EXERCISE PROMPT
Scan the lines below for the word "TradingView". Copy each line you find it in.

---------- DATASET ENTRIES ----------

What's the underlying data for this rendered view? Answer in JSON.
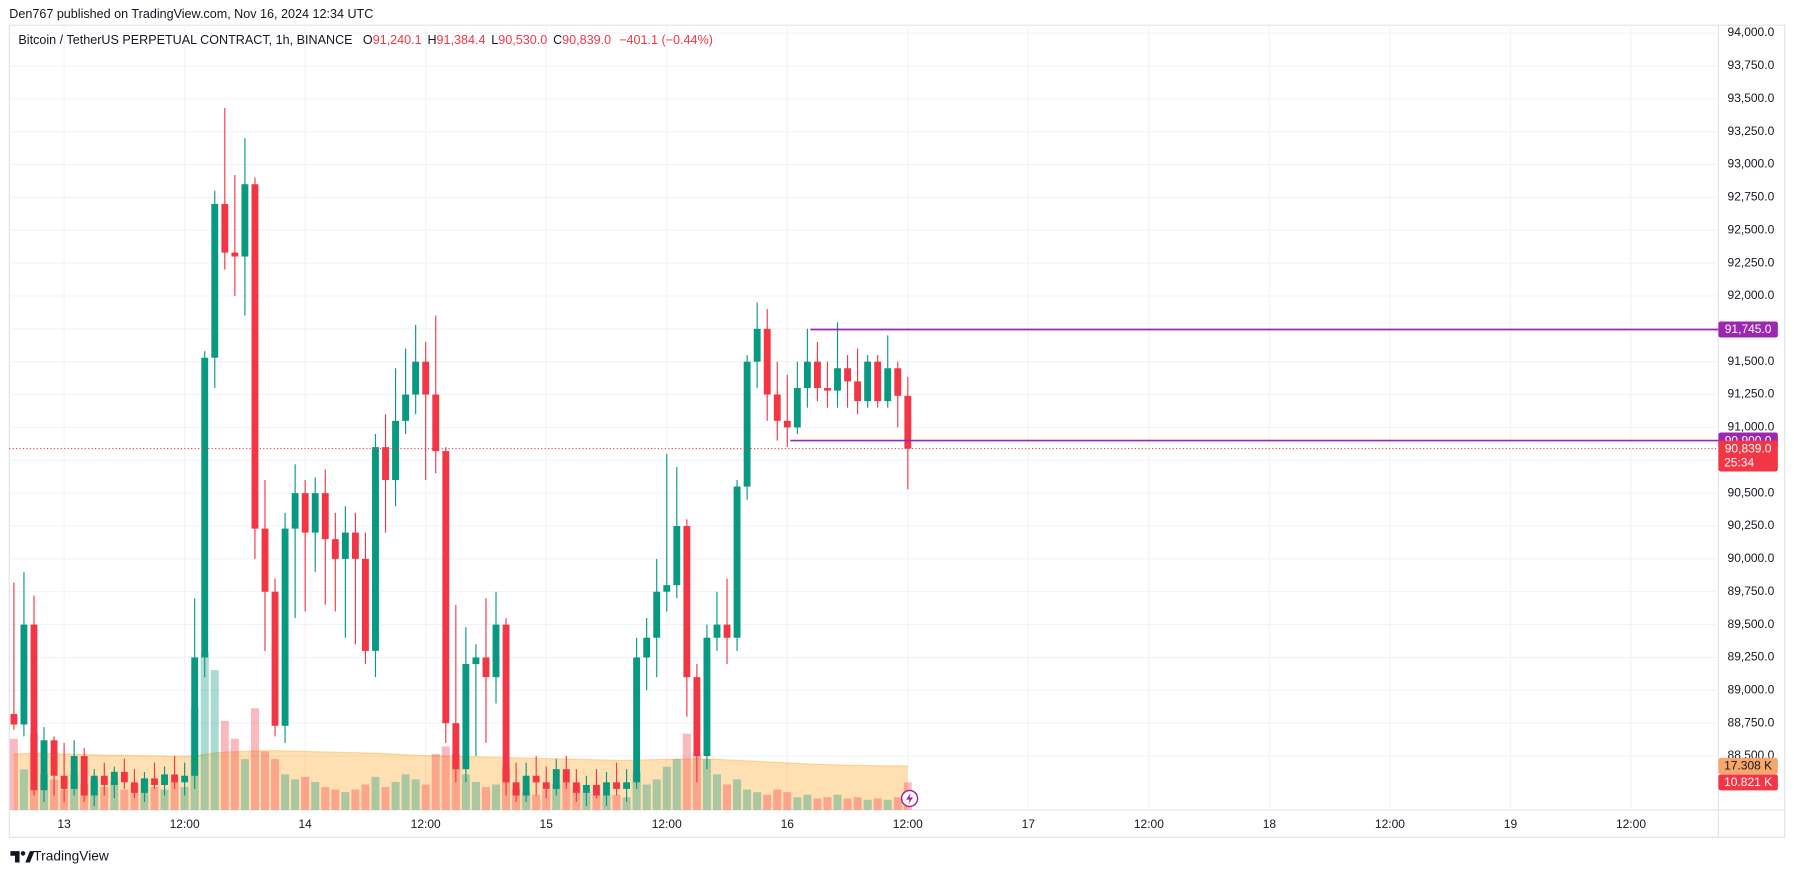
{
  "header": {
    "byline": "Den767 published on TradingView.com, Nov 16, 2024 12:34 UTC"
  },
  "footer": {
    "brand": "TradingView"
  },
  "chart_data": {
    "type": "candlestick",
    "symbol": "Bitcoin / TetherUS PERPETUAL CONTRACT, 1h, BINANCE",
    "legend": [
      {
        "key": "O",
        "value": "91,240.1"
      },
      {
        "key": "H",
        "value": "91,384.4"
      },
      {
        "key": "L",
        "value": "90,530.0"
      },
      {
        "key": "C",
        "value": "90,839.0"
      }
    ],
    "change": "−401.1 (−0.44%)",
    "up_color": "#089981",
    "down_color": "#f23645",
    "open": [
      88820,
      88740,
      89500,
      88240,
      88620,
      88350,
      88250,
      88500,
      88200,
      88350,
      88280,
      88380,
      88300,
      88220,
      88330,
      88280,
      88360,
      88300,
      88350,
      89250,
      91530,
      92700,
      92330,
      92300,
      92850,
      90230,
      89750,
      88730,
      90230,
      90500,
      90200,
      90500,
      90150,
      90000,
      90200,
      90000,
      89300,
      90850,
      90600,
      91050,
      91250,
      91500,
      91250,
      90820,
      88750,
      88400,
      89200,
      89250,
      89100,
      89500,
      88300,
      88200,
      88350,
      88300,
      88250,
      88400,
      88300,
      88220,
      88280,
      88200,
      88300,
      88250,
      88300,
      89250,
      89400,
      89750,
      89800,
      90250,
      89100,
      88500,
      89400,
      89500,
      89400,
      90550,
      91500,
      91750,
      91250,
      91050,
      91000,
      91300,
      91500,
      91300,
      91280,
      91450,
      91350,
      91200,
      91500,
      91200,
      91450,
      91240.1
    ],
    "high": [
      89820,
      89900,
      89720,
      88720,
      88650,
      88600,
      88620,
      88560,
      88400,
      88450,
      88420,
      88480,
      88400,
      88380,
      88450,
      88420,
      88500,
      88450,
      89700,
      91580,
      92800,
      93430,
      92920,
      93200,
      92900,
      90600,
      89850,
      90350,
      90720,
      90600,
      90620,
      90680,
      90350,
      90400,
      90350,
      90200,
      90950,
      91100,
      91450,
      91600,
      91780,
      91650,
      91850,
      90850,
      89650,
      89480,
      89350,
      89700,
      89750,
      89550,
      88450,
      88450,
      88500,
      88420,
      88480,
      88500,
      88400,
      88350,
      88400,
      88380,
      88450,
      88400,
      89400,
      89550,
      90000,
      90800,
      90700,
      90300,
      89200,
      89500,
      89750,
      89850,
      90600,
      91550,
      91950,
      91900,
      91500,
      91400,
      91500,
      91750,
      91650,
      91500,
      91800,
      91550,
      91600,
      91550,
      91550,
      91700,
      91500,
      91384.4
    ],
    "low": [
      88700,
      88650,
      88200,
      88150,
      88200,
      88150,
      88200,
      88150,
      88120,
      88200,
      88180,
      88250,
      88180,
      88150,
      88250,
      88200,
      88250,
      88200,
      88250,
      89100,
      91300,
      92200,
      92000,
      91850,
      90000,
      89300,
      88650,
      88600,
      89550,
      89600,
      89900,
      89650,
      89600,
      89400,
      89350,
      89200,
      89100,
      90200,
      90400,
      90950,
      91100,
      90600,
      90650,
      88600,
      88300,
      88300,
      88500,
      88600,
      88900,
      88200,
      88150,
      88150,
      88200,
      88180,
      88200,
      88250,
      88150,
      88120,
      88180,
      88120,
      88200,
      88150,
      88250,
      89000,
      89100,
      89600,
      89700,
      88800,
      88300,
      88400,
      89300,
      89200,
      89300,
      90450,
      91300,
      91050,
      90900,
      90850,
      90950,
      91150,
      91200,
      91150,
      91150,
      91150,
      91100,
      91150,
      91150,
      91150,
      91000,
      90530
    ],
    "close": [
      88740,
      89500,
      88240,
      88620,
      88350,
      88250,
      88500,
      88200,
      88350,
      88280,
      88380,
      88300,
      88220,
      88330,
      88280,
      88360,
      88300,
      88350,
      89250,
      91530,
      92700,
      92330,
      92300,
      92850,
      90230,
      89750,
      88730,
      90230,
      90500,
      90200,
      90500,
      90150,
      90000,
      90200,
      90000,
      89300,
      90850,
      90600,
      91050,
      91250,
      91500,
      91250,
      90820,
      88750,
      88400,
      89200,
      89250,
      89100,
      89500,
      88300,
      88200,
      88350,
      88300,
      88250,
      88400,
      88300,
      88220,
      88280,
      88200,
      88300,
      88250,
      88300,
      89250,
      89400,
      89750,
      89800,
      90250,
      89100,
      88500,
      89400,
      89500,
      89400,
      90550,
      91500,
      91750,
      91250,
      91050,
      91000,
      91300,
      91500,
      91300,
      91280,
      91450,
      91350,
      91200,
      91500,
      91200,
      91450,
      91240.1,
      90839
    ],
    "current_price": {
      "value": 90839.0,
      "label": "90,839.0",
      "countdown": "25:34"
    },
    "horizontal_lines": [
      {
        "value": 91745,
        "label": "91,745.0",
        "start": 79.3,
        "color": "#9c27b0"
      },
      {
        "value": 90900,
        "label": "90,900.0",
        "start": 77.3,
        "color": "#9c27b0"
      }
    ],
    "volume": {
      "values": [
        28000,
        16000,
        30000,
        14000,
        12000,
        8000,
        14000,
        10000,
        12000,
        9000,
        11000,
        8000,
        10000,
        12000,
        9000,
        8000,
        11000,
        9000,
        40000,
        62000,
        55000,
        35000,
        28000,
        20000,
        40000,
        23000,
        20000,
        14000,
        12000,
        13000,
        11000,
        9000,
        8000,
        7000,
        8000,
        10000,
        13000,
        9000,
        11000,
        14000,
        12000,
        10000,
        22000,
        25000,
        22000,
        14000,
        11000,
        9000,
        10000,
        17000,
        8000,
        7000,
        6000,
        8000,
        10000,
        11000,
        9000,
        7000,
        6000,
        6000,
        6000,
        5000,
        15000,
        10000,
        12000,
        17000,
        20000,
        30000,
        22000,
        20000,
        14000,
        10000,
        12000,
        8000,
        7000,
        6000,
        8000,
        7000,
        5000,
        6000,
        4500,
        5000,
        6000,
        4500,
        5000,
        4000,
        4500,
        4000,
        5000,
        10821
      ],
      "last_label": "10.821 K"
    },
    "volume_ma": {
      "color": "#ff9800",
      "values": [
        22000,
        22100,
        22300,
        22200,
        22100,
        22000,
        21900,
        21800,
        21700,
        21600,
        21500,
        21500,
        21400,
        21300,
        21300,
        21200,
        21200,
        21100,
        21300,
        21800,
        22400,
        22700,
        22900,
        23000,
        23200,
        23300,
        23300,
        23200,
        23100,
        23000,
        22900,
        22800,
        22700,
        22600,
        22500,
        22400,
        22300,
        22100,
        21900,
        21700,
        21500,
        21400,
        21300,
        21200,
        21100,
        21000,
        20900,
        20800,
        20700,
        20600,
        20500,
        20400,
        20300,
        20200,
        20100,
        20000,
        19900,
        19800,
        19700,
        19600,
        19500,
        19500,
        19600,
        19700,
        19800,
        19900,
        20000,
        20100,
        20100,
        20000,
        19900,
        19700,
        19500,
        19300,
        19100,
        18900,
        18700,
        18500,
        18300,
        18100,
        17900,
        17800,
        17700,
        17600,
        17500,
        17450,
        17400,
        17350,
        17320,
        17308
      ],
      "last_label": "17.308 K"
    },
    "xlim": [
      -0.46,
      169.7
    ],
    "xticks": [
      {
        "value": 5,
        "label": "13"
      },
      {
        "value": 17,
        "label": "12:00"
      },
      {
        "value": 29,
        "label": "14"
      },
      {
        "value": 41,
        "label": "12:00"
      },
      {
        "value": 53,
        "label": "15"
      },
      {
        "value": 65,
        "label": "12:00"
      },
      {
        "value": 77,
        "label": "16"
      },
      {
        "value": 89,
        "label": "12:00"
      },
      {
        "value": 101,
        "label": "17"
      },
      {
        "value": 113,
        "label": "12:00"
      },
      {
        "value": 125,
        "label": "18"
      },
      {
        "value": 137,
        "label": "12:00"
      },
      {
        "value": 149,
        "label": "19"
      },
      {
        "value": 161,
        "label": "12:00"
      }
    ],
    "ylim": [
      88090,
      94060
    ],
    "yticks": [
      {
        "value": 88500,
        "label": "88,500.0"
      },
      {
        "value": 88750,
        "label": "88,750.0"
      },
      {
        "value": 89000,
        "label": "89,000.0"
      },
      {
        "value": 89250,
        "label": "89,250.0"
      },
      {
        "value": 89500,
        "label": "89,500.0"
      },
      {
        "value": 89750,
        "label": "89,750.0"
      },
      {
        "value": 90000,
        "label": "90,000.0"
      },
      {
        "value": 90250,
        "label": "90,250.0"
      },
      {
        "value": 90500,
        "label": "90,500.0"
      },
      {
        "value": 90750,
        "label": "90,750.0"
      },
      {
        "value": 91000,
        "label": "91,000.0"
      },
      {
        "value": 91250,
        "label": "91,250.0"
      },
      {
        "value": 91500,
        "label": "91,500.0"
      },
      {
        "value": 91750,
        "label": "91,750.0"
      },
      {
        "value": 92000,
        "label": "92,000.0"
      },
      {
        "value": 92250,
        "label": "92,250.0"
      },
      {
        "value": 92500,
        "label": "92,500.0"
      },
      {
        "value": 92750,
        "label": "92,750.0"
      },
      {
        "value": 93000,
        "label": "93,000.0"
      },
      {
        "value": 93250,
        "label": "93,250.0"
      },
      {
        "value": 93500,
        "label": "93,500.0"
      },
      {
        "value": 93750,
        "label": "93,750.0"
      },
      {
        "value": 94000,
        "label": "94,000.0"
      }
    ],
    "y2lim": [
      0,
      90000
    ],
    "grid": true
  }
}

----------

RIGHT ANSWER
    "byline": "Den767 published on TradingView.com, Nov 16, 2024 12:34 UTC"
    "brand": "TradingView"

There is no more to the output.